- Problem to work on
Copy the stretch of lines from the one containing "svg-text:Invert_hammer: Invert_hammer [772,564,837,576]" through the one containing "svg-text:0.65265: 0.65265 [2296,609,2331,621]", keeping each line as it stands.

_ _ _ _ _ _ _

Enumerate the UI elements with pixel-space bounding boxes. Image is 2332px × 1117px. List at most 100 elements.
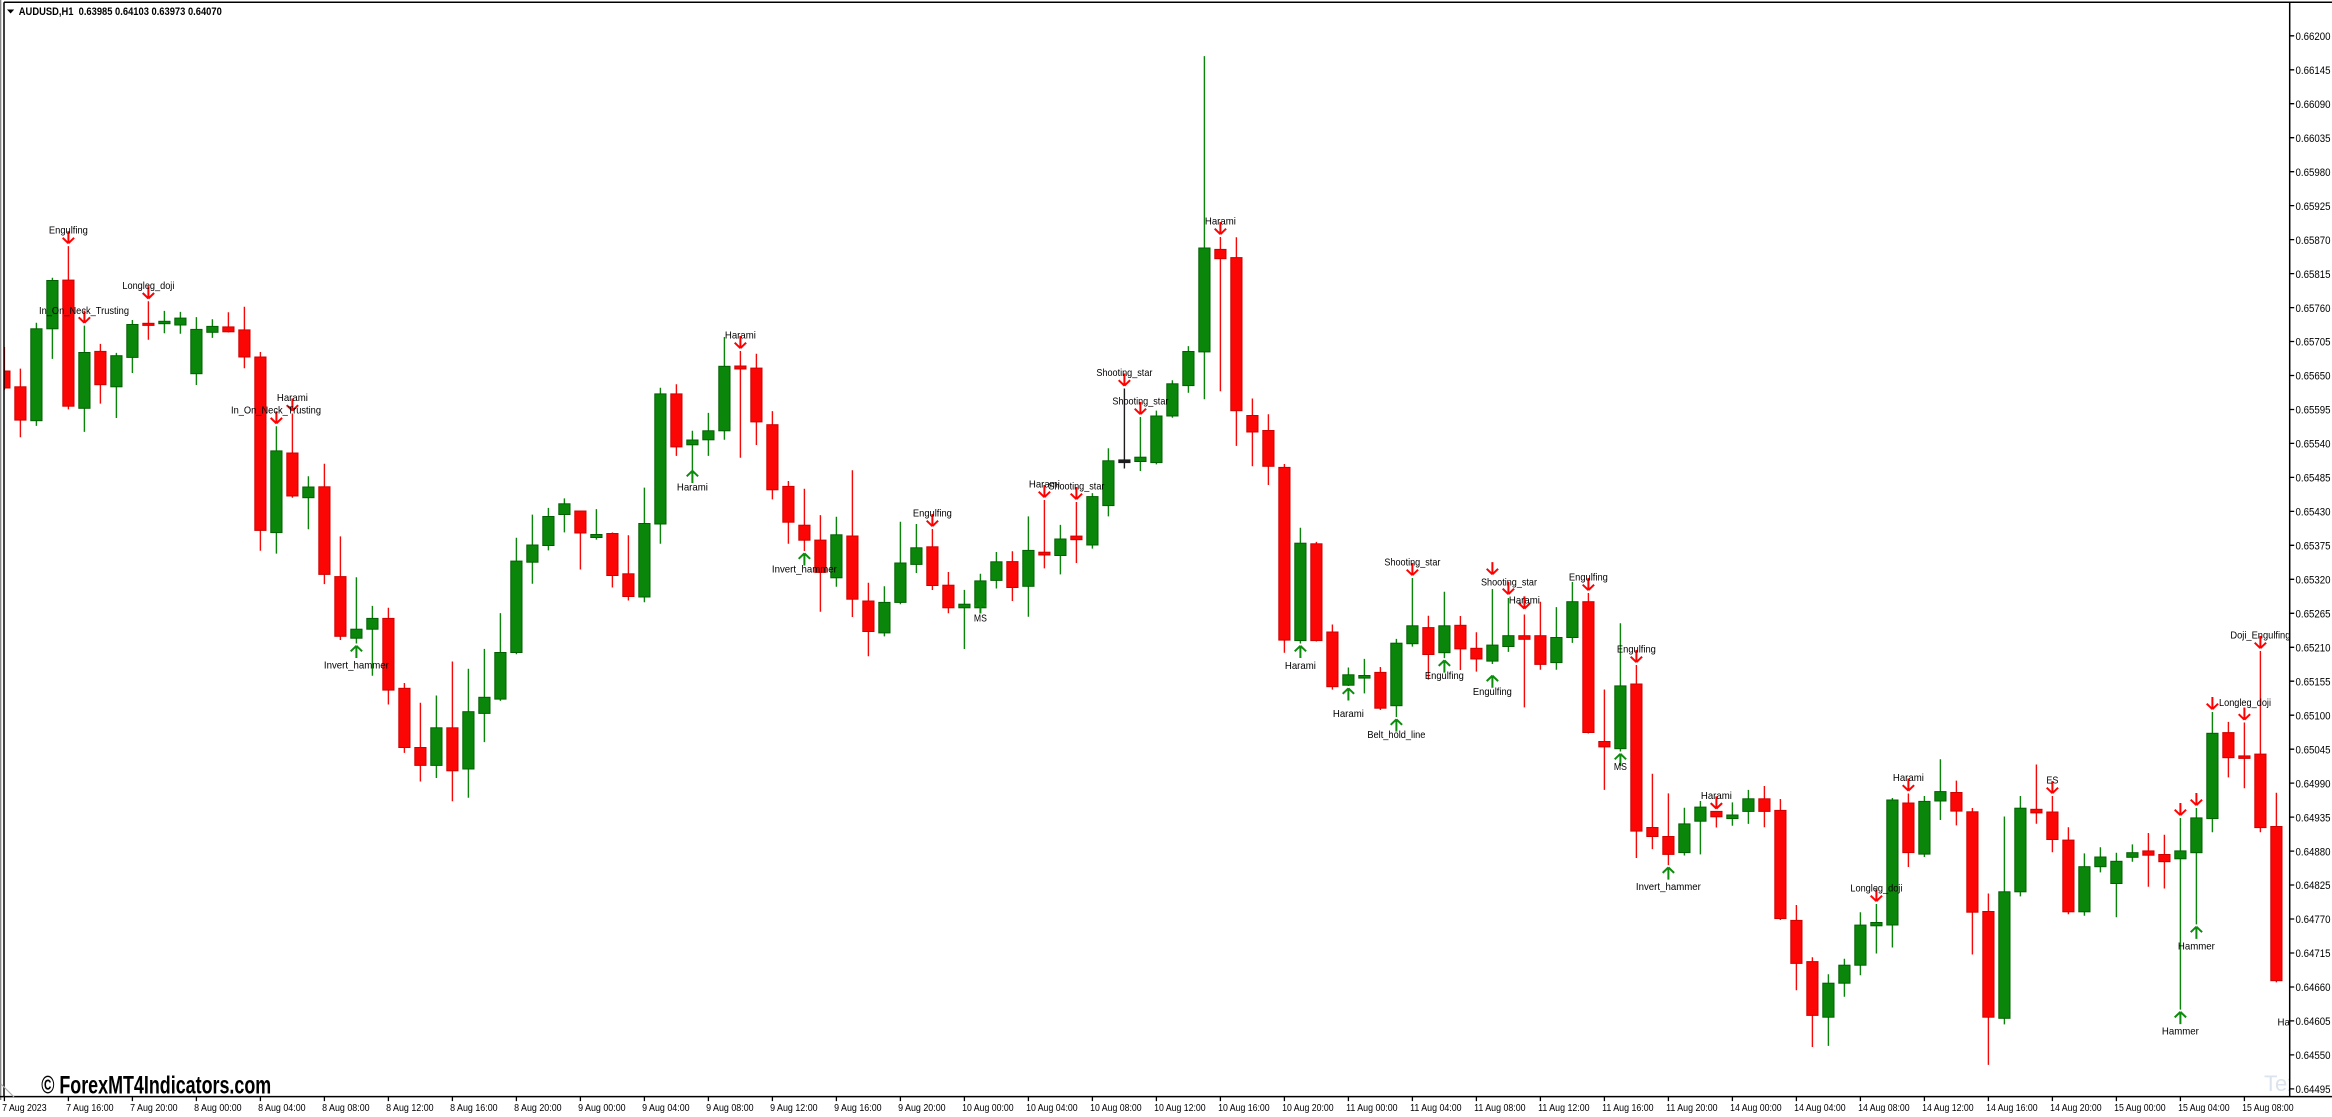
svg-text:Invert_hammer: Invert_hammer [772,564,837,576]
svg-text:0.64935: 0.64935 [2296,812,2331,824]
svg-text:Text: Text [2264,1071,2304,1096]
svg-text:0.65925: 0.65925 [2296,201,2331,213]
svg-text:10 Aug 00:00: 10 Aug 00:00 [962,1102,1014,1114]
svg-text:15 Aug 08:00: 15 Aug 08:00 [2242,1102,2294,1114]
svg-text:0.66145: 0.66145 [2296,65,2331,77]
svg-text:7 Aug 20:00: 7 Aug 20:00 [130,1102,178,1114]
svg-text:0.65320: 0.65320 [2296,575,2331,587]
svg-text:9 Aug 12:00: 9 Aug 12:00 [770,1102,818,1114]
svg-text:0.65265: 0.65265 [2296,609,2331,621]
svg-text:Harami: Harami [725,330,756,342]
svg-text:0.64880: 0.64880 [2296,846,2331,858]
svg-text:Invert_hammer: Invert_hammer [324,660,389,672]
svg-text:Harami: Harami [1509,595,1540,607]
svg-text:9 Aug 04:00: 9 Aug 04:00 [642,1102,690,1114]
svg-text:0.65650: 0.65650 [2296,371,2331,383]
svg-text:0.64990: 0.64990 [2296,778,2331,790]
svg-text:Hammer: Hammer [2278,1017,2315,1029]
svg-text:Longleg_doji: Longleg_doji [2219,697,2271,709]
svg-text:Engulfing: Engulfing [913,508,952,520]
svg-text:Harami: Harami [1205,216,1236,228]
svg-text:8 Aug 08:00: 8 Aug 08:00 [322,1102,370,1114]
svg-text:0.65540: 0.65540 [2296,439,2331,451]
svg-text:Engulfing: Engulfing [1617,644,1656,656]
svg-text:0.66035: 0.66035 [2296,133,2331,145]
svg-text:Hammer: Hammer [2178,941,2215,953]
svg-text:0.65210: 0.65210 [2296,643,2331,655]
svg-text:11 Aug 08:00: 11 Aug 08:00 [1474,1102,1526,1114]
svg-text:14 Aug 08:00: 14 Aug 08:00 [1858,1102,1910,1114]
svg-text:ES: ES [2046,775,2058,787]
svg-text:10 Aug 04:00: 10 Aug 04:00 [1026,1102,1078,1114]
svg-text:Shooting_star: Shooting_star [1384,557,1440,569]
svg-text:14 Aug 04:00: 14 Aug 04:00 [1794,1102,1846,1114]
svg-text:© ForexMT4Indicators.com: © ForexMT4Indicators.com [41,1071,271,1099]
svg-text:0.65430: 0.65430 [2296,507,2331,519]
svg-text:Harami: Harami [1029,479,1060,491]
svg-text:In_On_Neck_Trusting: In_On_Neck_Trusting [231,405,321,417]
svg-text:14 Aug 12:00: 14 Aug 12:00 [1922,1102,1974,1114]
svg-text:8 Aug 04:00: 8 Aug 04:00 [258,1102,306,1114]
svg-text:0.64550: 0.64550 [2296,1050,2331,1062]
svg-text:Doji_Engulfing: Doji_Engulfing [2230,630,2290,642]
svg-text:8 Aug 20:00: 8 Aug 20:00 [514,1102,562,1114]
svg-text:In_On_Neck_Trusting: In_On_Neck_Trusting [39,305,129,317]
svg-text:0.65100: 0.65100 [2296,710,2331,722]
svg-text:Hammer: Hammer [2162,1026,2199,1038]
svg-text:0.65705: 0.65705 [2296,337,2331,349]
svg-text:10 Aug 16:00: 10 Aug 16:00 [1218,1102,1270,1114]
svg-text:9 Aug 20:00: 9 Aug 20:00 [898,1102,946,1114]
svg-text:10 Aug 20:00: 10 Aug 20:00 [1282,1102,1334,1114]
svg-text:9 Aug 08:00: 9 Aug 08:00 [706,1102,754,1114]
svg-text:11 Aug 20:00: 11 Aug 20:00 [1666,1102,1718,1114]
svg-text:10 Aug 12:00: 10 Aug 12:00 [1154,1102,1206,1114]
svg-text:8 Aug 12:00: 8 Aug 12:00 [386,1102,434,1114]
svg-text:0.65870: 0.65870 [2296,235,2331,247]
svg-text:0.64770: 0.64770 [2296,914,2331,926]
svg-text:Harami: Harami [1701,790,1732,802]
svg-text:0.64495: 0.64495 [2296,1084,2331,1096]
svg-text:7 Aug 16:00: 7 Aug 16:00 [66,1102,114,1114]
svg-text:10 Aug 08:00: 10 Aug 08:00 [1090,1102,1142,1114]
svg-text:0.66090: 0.66090 [2296,99,2331,111]
svg-text:0.65815: 0.65815 [2296,269,2331,281]
svg-text:11 Aug 04:00: 11 Aug 04:00 [1410,1102,1462,1114]
svg-text:Engulfing: Engulfing [49,225,88,237]
svg-text:Engulfing: Engulfing [1425,670,1464,682]
svg-text:0.65980: 0.65980 [2296,167,2331,179]
svg-text:Harami: Harami [1333,708,1364,720]
svg-text:14 Aug 00:00: 14 Aug 00:00 [1730,1102,1782,1114]
svg-text:15 Aug 04:00: 15 Aug 04:00 [2178,1102,2230,1114]
svg-text:Shooting_star: Shooting_star [1481,577,1537,589]
svg-text:Engulfing: Engulfing [1569,572,1608,584]
svg-text:11 Aug 00:00: 11 Aug 00:00 [1346,1102,1398,1114]
svg-text:11 Aug 16:00: 11 Aug 16:00 [1602,1102,1654,1114]
svg-text:14 Aug 16:00: 14 Aug 16:00 [1986,1102,2038,1114]
svg-text:9 Aug 16:00: 9 Aug 16:00 [834,1102,882,1114]
svg-text:Engulfing: Engulfing [1473,686,1512,698]
svg-text:11 Aug 12:00: 11 Aug 12:00 [1538,1102,1590,1114]
svg-text:0.64660: 0.64660 [2296,982,2331,994]
svg-text:0.65375: 0.65375 [2296,541,2331,553]
svg-text:Shooting_star: Shooting_star [1096,367,1152,379]
svg-text:7 Aug 2023: 7 Aug 2023 [2,1102,47,1114]
svg-text:0.64605: 0.64605 [2296,1016,2331,1028]
svg-text:15 Aug 00:00: 15 Aug 00:00 [2114,1102,2166,1114]
svg-text:0.65045: 0.65045 [2296,744,2331,756]
svg-text:0.65760: 0.65760 [2296,303,2331,315]
svg-text:Longleg_doji: Longleg_doji [1850,883,1902,895]
svg-text:MS: MS [974,613,987,625]
svg-text:0.64715: 0.64715 [2296,948,2331,960]
svg-text:0.65595: 0.65595 [2296,405,2331,417]
svg-text:9 Aug 00:00: 9 Aug 00:00 [578,1102,626,1114]
svg-text:Shooting_star: Shooting_star [1048,481,1104,493]
svg-text:Longleg_doji: Longleg_doji [122,280,174,292]
svg-text:8 Aug 00:00: 8 Aug 00:00 [194,1102,242,1114]
svg-text:Harami: Harami [677,482,708,494]
svg-text:Harami: Harami [1893,772,1924,784]
svg-text:Harami: Harami [277,392,308,404]
svg-text:0.66200: 0.66200 [2296,31,2331,43]
svg-text:Harami: Harami [1285,660,1316,672]
svg-text:8 Aug 16:00: 8 Aug 16:00 [450,1102,498,1114]
svg-text:Invert_hammer: Invert_hammer [1636,881,1701,893]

_ _ _ _ _ _ _

- Solution to this problem
svg-text:Invert_hammer: Invert_hammer [772,564,837,576]
svg-text:0.64935: 0.64935 [2296,812,2331,824]
svg-text:Text: Text [2264,1071,2304,1096]
svg-text:0.65925: 0.65925 [2296,201,2331,213]
svg-text:10 Aug 00:00: 10 Aug 00:00 [962,1102,1014,1114]
svg-text:15 Aug 08:00: 15 Aug 08:00 [2242,1102,2294,1114]
svg-text:0.66145: 0.66145 [2296,65,2331,77]
svg-text:7 Aug 20:00: 7 Aug 20:00 [130,1102,178,1114]
svg-text:0.65320: 0.65320 [2296,575,2331,587]
svg-text:9 Aug 12:00: 9 Aug 12:00 [770,1102,818,1114]
svg-text:0.65265: 0.65265 [2296,609,2331,621]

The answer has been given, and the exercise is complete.